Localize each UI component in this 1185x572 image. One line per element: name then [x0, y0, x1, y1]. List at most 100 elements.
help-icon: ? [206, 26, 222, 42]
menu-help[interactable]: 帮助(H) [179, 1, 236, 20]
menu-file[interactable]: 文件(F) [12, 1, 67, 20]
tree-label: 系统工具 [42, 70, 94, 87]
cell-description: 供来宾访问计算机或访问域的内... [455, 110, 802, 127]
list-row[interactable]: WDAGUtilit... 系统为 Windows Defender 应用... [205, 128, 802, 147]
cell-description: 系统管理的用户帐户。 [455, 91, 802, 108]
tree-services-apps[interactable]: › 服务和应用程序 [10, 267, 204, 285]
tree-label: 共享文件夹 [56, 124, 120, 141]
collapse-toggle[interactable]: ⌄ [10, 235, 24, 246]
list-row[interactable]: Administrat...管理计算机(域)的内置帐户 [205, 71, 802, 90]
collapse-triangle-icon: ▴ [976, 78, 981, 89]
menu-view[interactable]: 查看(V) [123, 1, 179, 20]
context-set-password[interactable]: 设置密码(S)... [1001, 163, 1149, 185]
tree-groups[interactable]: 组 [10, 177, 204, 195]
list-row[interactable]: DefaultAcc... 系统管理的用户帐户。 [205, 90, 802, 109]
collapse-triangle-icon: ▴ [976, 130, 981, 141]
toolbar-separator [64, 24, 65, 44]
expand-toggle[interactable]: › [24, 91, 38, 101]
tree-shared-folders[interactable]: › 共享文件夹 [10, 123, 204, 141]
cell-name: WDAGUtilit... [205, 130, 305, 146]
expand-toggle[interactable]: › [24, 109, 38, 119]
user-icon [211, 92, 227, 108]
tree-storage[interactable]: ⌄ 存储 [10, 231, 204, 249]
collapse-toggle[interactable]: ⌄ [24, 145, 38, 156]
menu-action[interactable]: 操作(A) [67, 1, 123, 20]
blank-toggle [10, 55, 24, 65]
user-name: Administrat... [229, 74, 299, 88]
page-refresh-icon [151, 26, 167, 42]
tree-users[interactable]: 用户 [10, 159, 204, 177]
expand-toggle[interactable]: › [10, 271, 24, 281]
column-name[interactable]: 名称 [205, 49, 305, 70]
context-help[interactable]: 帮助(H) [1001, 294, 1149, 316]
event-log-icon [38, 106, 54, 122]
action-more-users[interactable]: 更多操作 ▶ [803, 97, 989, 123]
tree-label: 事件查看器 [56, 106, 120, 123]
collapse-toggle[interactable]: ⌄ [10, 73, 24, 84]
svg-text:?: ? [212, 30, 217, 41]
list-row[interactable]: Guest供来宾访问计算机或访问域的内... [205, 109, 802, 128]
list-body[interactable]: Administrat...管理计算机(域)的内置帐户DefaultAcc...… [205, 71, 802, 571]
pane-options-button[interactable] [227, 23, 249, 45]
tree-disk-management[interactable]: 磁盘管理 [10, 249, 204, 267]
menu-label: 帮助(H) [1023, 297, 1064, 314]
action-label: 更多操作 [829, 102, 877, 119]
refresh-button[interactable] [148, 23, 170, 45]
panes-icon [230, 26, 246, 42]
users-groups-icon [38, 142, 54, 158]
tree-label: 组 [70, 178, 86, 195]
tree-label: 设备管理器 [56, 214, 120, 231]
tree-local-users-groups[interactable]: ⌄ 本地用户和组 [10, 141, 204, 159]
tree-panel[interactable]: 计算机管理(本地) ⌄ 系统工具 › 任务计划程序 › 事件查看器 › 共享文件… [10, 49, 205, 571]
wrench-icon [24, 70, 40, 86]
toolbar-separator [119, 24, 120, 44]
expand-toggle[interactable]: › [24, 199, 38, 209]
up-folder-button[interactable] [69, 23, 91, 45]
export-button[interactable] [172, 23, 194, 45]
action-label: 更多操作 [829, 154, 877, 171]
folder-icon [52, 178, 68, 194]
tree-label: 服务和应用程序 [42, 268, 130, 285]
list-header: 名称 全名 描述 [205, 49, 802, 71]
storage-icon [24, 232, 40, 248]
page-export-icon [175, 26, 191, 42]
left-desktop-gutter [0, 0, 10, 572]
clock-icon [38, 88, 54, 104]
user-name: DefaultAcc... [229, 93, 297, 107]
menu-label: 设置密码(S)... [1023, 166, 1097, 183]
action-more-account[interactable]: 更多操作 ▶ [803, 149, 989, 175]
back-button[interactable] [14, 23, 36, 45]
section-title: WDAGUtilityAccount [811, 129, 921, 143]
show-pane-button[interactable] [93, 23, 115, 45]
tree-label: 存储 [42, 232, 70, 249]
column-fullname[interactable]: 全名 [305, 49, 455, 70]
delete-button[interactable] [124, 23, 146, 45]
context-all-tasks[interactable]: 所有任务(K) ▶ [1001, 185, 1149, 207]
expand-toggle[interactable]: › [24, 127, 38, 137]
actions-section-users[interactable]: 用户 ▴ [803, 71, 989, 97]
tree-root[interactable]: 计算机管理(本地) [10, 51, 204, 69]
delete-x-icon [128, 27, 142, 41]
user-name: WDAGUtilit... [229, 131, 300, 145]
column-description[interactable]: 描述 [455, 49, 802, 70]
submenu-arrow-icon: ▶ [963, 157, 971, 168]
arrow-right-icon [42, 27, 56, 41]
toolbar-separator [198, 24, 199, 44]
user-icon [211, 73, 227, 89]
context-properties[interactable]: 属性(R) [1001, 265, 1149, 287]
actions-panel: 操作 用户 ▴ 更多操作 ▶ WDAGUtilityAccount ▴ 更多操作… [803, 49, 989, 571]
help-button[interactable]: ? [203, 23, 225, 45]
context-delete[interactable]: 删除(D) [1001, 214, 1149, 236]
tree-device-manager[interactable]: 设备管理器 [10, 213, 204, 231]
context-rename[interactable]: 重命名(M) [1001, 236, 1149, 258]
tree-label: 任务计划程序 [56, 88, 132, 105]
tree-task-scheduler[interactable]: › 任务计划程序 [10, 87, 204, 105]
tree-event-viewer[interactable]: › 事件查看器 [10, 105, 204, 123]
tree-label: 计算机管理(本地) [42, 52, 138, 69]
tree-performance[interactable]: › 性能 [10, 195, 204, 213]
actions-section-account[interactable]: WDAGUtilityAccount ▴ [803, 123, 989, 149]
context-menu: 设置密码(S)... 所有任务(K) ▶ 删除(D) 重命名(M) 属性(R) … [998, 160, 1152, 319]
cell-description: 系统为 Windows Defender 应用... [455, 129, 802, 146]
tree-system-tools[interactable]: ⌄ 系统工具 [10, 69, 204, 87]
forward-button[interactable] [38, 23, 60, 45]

::::::::::

Update the entries above by changing every "list-row" to "table-row" and leaving everything else as it is.

## RESPONSE TO THE TASK
Localize each UI component in this 1185x572 image. One line per element: name then [x0, y0, x1, y1]. List at most 100 elements.
help-icon: ? [206, 26, 222, 42]
menu-help[interactable]: 帮助(H) [179, 1, 236, 20]
menu-file[interactable]: 文件(F) [12, 1, 67, 20]
tree-label: 系统工具 [42, 70, 94, 87]
cell-description: 供来宾访问计算机或访问域的内... [455, 110, 802, 127]
table-row[interactable]: WDAGUtilit... 系统为 Windows Defender 应用... [205, 128, 802, 147]
cell-description: 系统管理的用户帐户。 [455, 91, 802, 108]
tree-services-apps[interactable]: › 服务和应用程序 [10, 267, 204, 285]
tree-label: 共享文件夹 [56, 124, 120, 141]
collapse-toggle[interactable]: ⌄ [10, 235, 24, 246]
table-row[interactable]: Administrat...管理计算机(域)的内置帐户 [205, 71, 802, 90]
collapse-triangle-icon: ▴ [976, 78, 981, 89]
menu-view[interactable]: 查看(V) [123, 1, 179, 20]
context-set-password[interactable]: 设置密码(S)... [1001, 163, 1149, 185]
tree-groups[interactable]: 组 [10, 177, 204, 195]
table-row[interactable]: DefaultAcc... 系统管理的用户帐户。 [205, 90, 802, 109]
collapse-triangle-icon: ▴ [976, 130, 981, 141]
toolbar-separator [64, 24, 65, 44]
expand-toggle[interactable]: › [24, 91, 38, 101]
tree-shared-folders[interactable]: › 共享文件夹 [10, 123, 204, 141]
cell-name: WDAGUtilit... [205, 130, 305, 146]
expand-toggle[interactable]: › [24, 109, 38, 119]
user-icon [211, 92, 227, 108]
tree-storage[interactable]: ⌄ 存储 [10, 231, 204, 249]
collapse-toggle[interactable]: ⌄ [24, 145, 38, 156]
menu-action[interactable]: 操作(A) [67, 1, 123, 20]
blank-toggle [10, 55, 24, 65]
user-name: Administrat... [229, 74, 299, 88]
page-refresh-icon [151, 26, 167, 42]
tree-users[interactable]: 用户 [10, 159, 204, 177]
expand-toggle[interactable]: › [10, 271, 24, 281]
column-name[interactable]: 名称 [205, 49, 305, 70]
context-help[interactable]: 帮助(H) [1001, 294, 1149, 316]
event-log-icon [38, 106, 54, 122]
action-more-users[interactable]: 更多操作 ▶ [803, 97, 989, 123]
tree-label: 事件查看器 [56, 106, 120, 123]
collapse-toggle[interactable]: ⌄ [10, 73, 24, 84]
svg-text:?: ? [212, 30, 217, 41]
table-row[interactable]: Guest供来宾访问计算机或访问域的内... [205, 109, 802, 128]
list-body[interactable]: Administrat...管理计算机(域)的内置帐户DefaultAcc...… [205, 71, 802, 571]
pane-options-button[interactable] [227, 23, 249, 45]
tree-disk-management[interactable]: 磁盘管理 [10, 249, 204, 267]
menu-label: 帮助(H) [1023, 297, 1064, 314]
action-label: 更多操作 [829, 102, 877, 119]
refresh-button[interactable] [148, 23, 170, 45]
panes-icon [230, 26, 246, 42]
users-groups-icon [38, 142, 54, 158]
tree-label: 组 [70, 178, 86, 195]
tree-label: 设备管理器 [56, 214, 120, 231]
tree-local-users-groups[interactable]: ⌄ 本地用户和组 [10, 141, 204, 159]
tree-panel[interactable]: 计算机管理(本地) ⌄ 系统工具 › 任务计划程序 › 事件查看器 › 共享文件… [10, 49, 205, 571]
wrench-icon [24, 70, 40, 86]
toolbar-separator [119, 24, 120, 44]
expand-toggle[interactable]: › [24, 199, 38, 209]
up-folder-button[interactable] [69, 23, 91, 45]
export-button[interactable] [172, 23, 194, 45]
action-label: 更多操作 [829, 154, 877, 171]
folder-icon [52, 178, 68, 194]
tree-label: 服务和应用程序 [42, 268, 130, 285]
list-header: 名称 全名 描述 [205, 49, 802, 71]
storage-icon [24, 232, 40, 248]
page-export-icon [175, 26, 191, 42]
left-desktop-gutter [0, 0, 10, 572]
clock-icon [38, 88, 54, 104]
user-name: DefaultAcc... [229, 93, 297, 107]
menu-label: 设置密码(S)... [1023, 166, 1097, 183]
action-more-account[interactable]: 更多操作 ▶ [803, 149, 989, 175]
back-button[interactable] [14, 23, 36, 45]
section-title: WDAGUtilityAccount [811, 129, 921, 143]
show-pane-button[interactable] [93, 23, 115, 45]
tree-label: 存储 [42, 232, 70, 249]
column-fullname[interactable]: 全名 [305, 49, 455, 70]
delete-button[interactable] [124, 23, 146, 45]
context-all-tasks[interactable]: 所有任务(K) ▶ [1001, 185, 1149, 207]
expand-toggle[interactable]: › [24, 127, 38, 137]
actions-section-users[interactable]: 用户 ▴ [803, 71, 989, 97]
tree-root[interactable]: 计算机管理(本地) [10, 51, 204, 69]
delete-x-icon [128, 27, 142, 41]
user-name: WDAGUtilit... [229, 131, 300, 145]
column-description[interactable]: 描述 [455, 49, 802, 70]
submenu-arrow-icon: ▶ [963, 157, 971, 168]
arrow-right-icon [42, 27, 56, 41]
toolbar-separator [198, 24, 199, 44]
user-icon [211, 73, 227, 89]
context-properties[interactable]: 属性(R) [1001, 265, 1149, 287]
actions-panel: 操作 用户 ▴ 更多操作 ▶ WDAGUtilityAccount ▴ 更多操作… [803, 49, 989, 571]
help-button[interactable]: ? [203, 23, 225, 45]
context-delete[interactable]: 删除(D) [1001, 214, 1149, 236]
tree-device-manager[interactable]: 设备管理器 [10, 213, 204, 231]
context-rename[interactable]: 重命名(M) [1001, 236, 1149, 258]
tree-label: 任务计划程序 [56, 88, 132, 105]
tree-task-scheduler[interactable]: › 任务计划程序 [10, 87, 204, 105]
tree-event-viewer[interactable]: › 事件查看器 [10, 105, 204, 123]
tree-label: 计算机管理(本地) [42, 52, 138, 69]
tree-performance[interactable]: › 性能 [10, 195, 204, 213]
actions-section-account[interactable]: WDAGUtilityAccount ▴ [803, 123, 989, 149]
context-menu: 设置密码(S)... 所有任务(K) ▶ 删除(D) 重命名(M) 属性(R) … [998, 160, 1152, 319]
cell-description: 系统为 Windows Defender 应用... [455, 129, 802, 146]
tree-system-tools[interactable]: ⌄ 系统工具 [10, 69, 204, 87]
forward-button[interactable] [38, 23, 60, 45]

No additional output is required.